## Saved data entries
----------
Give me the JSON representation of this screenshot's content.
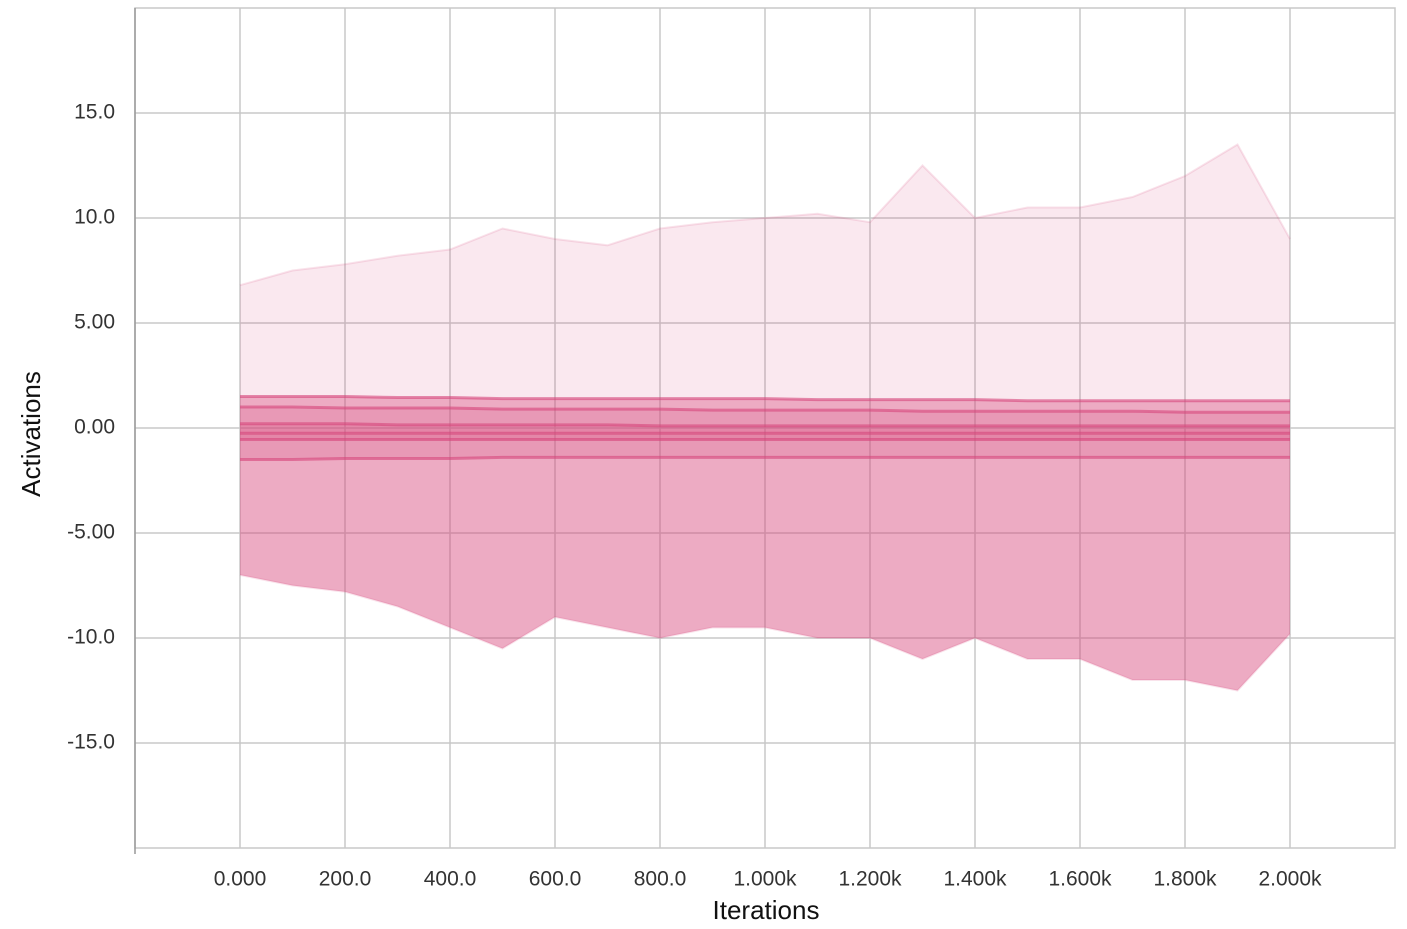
{
  "chart_data": {
    "type": "distribution",
    "x_label": "Iterations",
    "y_label": "Activations",
    "x": [
      0,
      100,
      200,
      300,
      400,
      500,
      600,
      700,
      800,
      900,
      1000,
      1100,
      1200,
      1300,
      1400,
      1500,
      1600,
      1700,
      1800,
      1900,
      2000
    ],
    "color": "#d6457a",
    "series": [
      {
        "values": [
          6.8,
          7.5,
          7.8,
          8.2,
          8.5,
          9.5,
          9.0,
          8.7,
          9.5,
          9.8,
          10.0,
          10.2,
          9.8,
          12.5,
          10.0,
          10.5,
          10.5,
          11.0,
          12.0,
          13.5,
          9.0
        ]
      },
      {
        "values": [
          1.5,
          1.5,
          1.5,
          1.45,
          1.45,
          1.4,
          1.4,
          1.4,
          1.4,
          1.4,
          1.4,
          1.35,
          1.35,
          1.35,
          1.35,
          1.3,
          1.3,
          1.3,
          1.3,
          1.3,
          1.3
        ]
      },
      {
        "values": [
          1.0,
          1.0,
          0.95,
          0.95,
          0.95,
          0.9,
          0.9,
          0.9,
          0.9,
          0.85,
          0.85,
          0.85,
          0.85,
          0.8,
          0.8,
          0.8,
          0.8,
          0.8,
          0.75,
          0.75,
          0.75
        ]
      },
      {
        "values": [
          0.2,
          0.2,
          0.2,
          0.15,
          0.15,
          0.15,
          0.15,
          0.15,
          0.1,
          0.1,
          0.1,
          0.1,
          0.1,
          0.1,
          0.1,
          0.1,
          0.1,
          0.1,
          0.1,
          0.1,
          0.1
        ]
      },
      {
        "values": [
          -0.25,
          -0.25,
          -0.25,
          -0.25,
          -0.25,
          -0.25,
          -0.25,
          -0.25,
          -0.25,
          -0.25,
          -0.25,
          -0.25,
          -0.25,
          -0.25,
          -0.25,
          -0.25,
          -0.25,
          -0.25,
          -0.25,
          -0.25,
          -0.25
        ]
      },
      {
        "values": [
          -0.55,
          -0.55,
          -0.55,
          -0.55,
          -0.55,
          -0.55,
          -0.55,
          -0.55,
          -0.55,
          -0.55,
          -0.55,
          -0.55,
          -0.55,
          -0.55,
          -0.55,
          -0.55,
          -0.55,
          -0.55,
          -0.55,
          -0.55,
          -0.55
        ]
      },
      {
        "values": [
          -1.5,
          -1.5,
          -1.45,
          -1.45,
          -1.45,
          -1.4,
          -1.4,
          -1.4,
          -1.4,
          -1.4,
          -1.4,
          -1.4,
          -1.4,
          -1.4,
          -1.4,
          -1.4,
          -1.4,
          -1.4,
          -1.4,
          -1.4,
          -1.4
        ]
      },
      {
        "values": [
          -7.0,
          -7.5,
          -7.8,
          -8.5,
          -9.5,
          -10.5,
          -9.0,
          -9.5,
          -10.0,
          -9.5,
          -9.5,
          -10.0,
          -10.0,
          -11.0,
          -10.0,
          -11.0,
          -11.0,
          -12.0,
          -12.0,
          -12.5,
          -9.8
        ]
      }
    ],
    "xlim": [
      -200,
      2200
    ],
    "xticks": [
      {
        "value": 0,
        "label": "0.000"
      },
      {
        "value": 200,
        "label": "200.0"
      },
      {
        "value": 400,
        "label": "400.0"
      },
      {
        "value": 600,
        "label": "600.0"
      },
      {
        "value": 800,
        "label": "800.0"
      },
      {
        "value": 1000,
        "label": "1.000k"
      },
      {
        "value": 1200,
        "label": "1.200k"
      },
      {
        "value": 1400,
        "label": "1.400k"
      },
      {
        "value": 1600,
        "label": "1.600k"
      },
      {
        "value": 1800,
        "label": "1.800k"
      },
      {
        "value": 2000,
        "label": "2.000k"
      }
    ],
    "ylim": [
      -20,
      20
    ],
    "yticks": [
      {
        "value": -15,
        "label": "-15.0"
      },
      {
        "value": -10,
        "label": "-10.0"
      },
      {
        "value": -5,
        "label": "-5.00"
      },
      {
        "value": 0,
        "label": "0.00"
      },
      {
        "value": 5,
        "label": "5.00"
      },
      {
        "value": 10,
        "label": "10.0"
      },
      {
        "value": 15,
        "label": "15.0"
      }
    ],
    "grid": true
  }
}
----------
## What you will do
Copy the listing word for word, excluding its pictures.

## Task response
Give me the JSON representation of this screenshot's content.
{
  "chart_data": {
    "type": "distribution",
    "x_label": "Iterations",
    "y_label": "Activations",
    "x": [
      0,
      100,
      200,
      300,
      400,
      500,
      600,
      700,
      800,
      900,
      1000,
      1100,
      1200,
      1300,
      1400,
      1500,
      1600,
      1700,
      1800,
      1900,
      2000
    ],
    "color": "#d6457a",
    "series": [
      {
        "values": [
          6.8,
          7.5,
          7.8,
          8.2,
          8.5,
          9.5,
          9.0,
          8.7,
          9.5,
          9.8,
          10.0,
          10.2,
          9.8,
          12.5,
          10.0,
          10.5,
          10.5,
          11.0,
          12.0,
          13.5,
          9.0
        ]
      },
      {
        "values": [
          1.5,
          1.5,
          1.5,
          1.45,
          1.45,
          1.4,
          1.4,
          1.4,
          1.4,
          1.4,
          1.4,
          1.35,
          1.35,
          1.35,
          1.35,
          1.3,
          1.3,
          1.3,
          1.3,
          1.3,
          1.3
        ]
      },
      {
        "values": [
          1.0,
          1.0,
          0.95,
          0.95,
          0.95,
          0.9,
          0.9,
          0.9,
          0.9,
          0.85,
          0.85,
          0.85,
          0.85,
          0.8,
          0.8,
          0.8,
          0.8,
          0.8,
          0.75,
          0.75,
          0.75
        ]
      },
      {
        "values": [
          0.2,
          0.2,
          0.2,
          0.15,
          0.15,
          0.15,
          0.15,
          0.15,
          0.1,
          0.1,
          0.1,
          0.1,
          0.1,
          0.1,
          0.1,
          0.1,
          0.1,
          0.1,
          0.1,
          0.1,
          0.1
        ]
      },
      {
        "values": [
          -0.25,
          -0.25,
          -0.25,
          -0.25,
          -0.25,
          -0.25,
          -0.25,
          -0.25,
          -0.25,
          -0.25,
          -0.25,
          -0.25,
          -0.25,
          -0.25,
          -0.25,
          -0.25,
          -0.25,
          -0.25,
          -0.25,
          -0.25,
          -0.25
        ]
      },
      {
        "values": [
          -0.55,
          -0.55,
          -0.55,
          -0.55,
          -0.55,
          -0.55,
          -0.55,
          -0.55,
          -0.55,
          -0.55,
          -0.55,
          -0.55,
          -0.55,
          -0.55,
          -0.55,
          -0.55,
          -0.55,
          -0.55,
          -0.55,
          -0.55,
          -0.55
        ]
      },
      {
        "values": [
          -1.5,
          -1.5,
          -1.45,
          -1.45,
          -1.45,
          -1.4,
          -1.4,
          -1.4,
          -1.4,
          -1.4,
          -1.4,
          -1.4,
          -1.4,
          -1.4,
          -1.4,
          -1.4,
          -1.4,
          -1.4,
          -1.4,
          -1.4,
          -1.4
        ]
      },
      {
        "values": [
          -7.0,
          -7.5,
          -7.8,
          -8.5,
          -9.5,
          -10.5,
          -9.0,
          -9.5,
          -10.0,
          -9.5,
          -9.5,
          -10.0,
          -10.0,
          -11.0,
          -10.0,
          -11.0,
          -11.0,
          -12.0,
          -12.0,
          -12.5,
          -9.8
        ]
      }
    ],
    "xlim": [
      -200,
      2200
    ],
    "xticks": [
      {
        "value": 0,
        "label": "0.000"
      },
      {
        "value": 200,
        "label": "200.0"
      },
      {
        "value": 400,
        "label": "400.0"
      },
      {
        "value": 600,
        "label": "600.0"
      },
      {
        "value": 800,
        "label": "800.0"
      },
      {
        "value": 1000,
        "label": "1.000k"
      },
      {
        "value": 1200,
        "label": "1.200k"
      },
      {
        "value": 1400,
        "label": "1.400k"
      },
      {
        "value": 1600,
        "label": "1.600k"
      },
      {
        "value": 1800,
        "label": "1.800k"
      },
      {
        "value": 2000,
        "label": "2.000k"
      }
    ],
    "ylim": [
      -20,
      20
    ],
    "yticks": [
      {
        "value": -15,
        "label": "-15.0"
      },
      {
        "value": -10,
        "label": "-10.0"
      },
      {
        "value": -5,
        "label": "-5.00"
      },
      {
        "value": 0,
        "label": "0.00"
      },
      {
        "value": 5,
        "label": "5.00"
      },
      {
        "value": 10,
        "label": "10.0"
      },
      {
        "value": 15,
        "label": "15.0"
      }
    ],
    "grid": true
  }
}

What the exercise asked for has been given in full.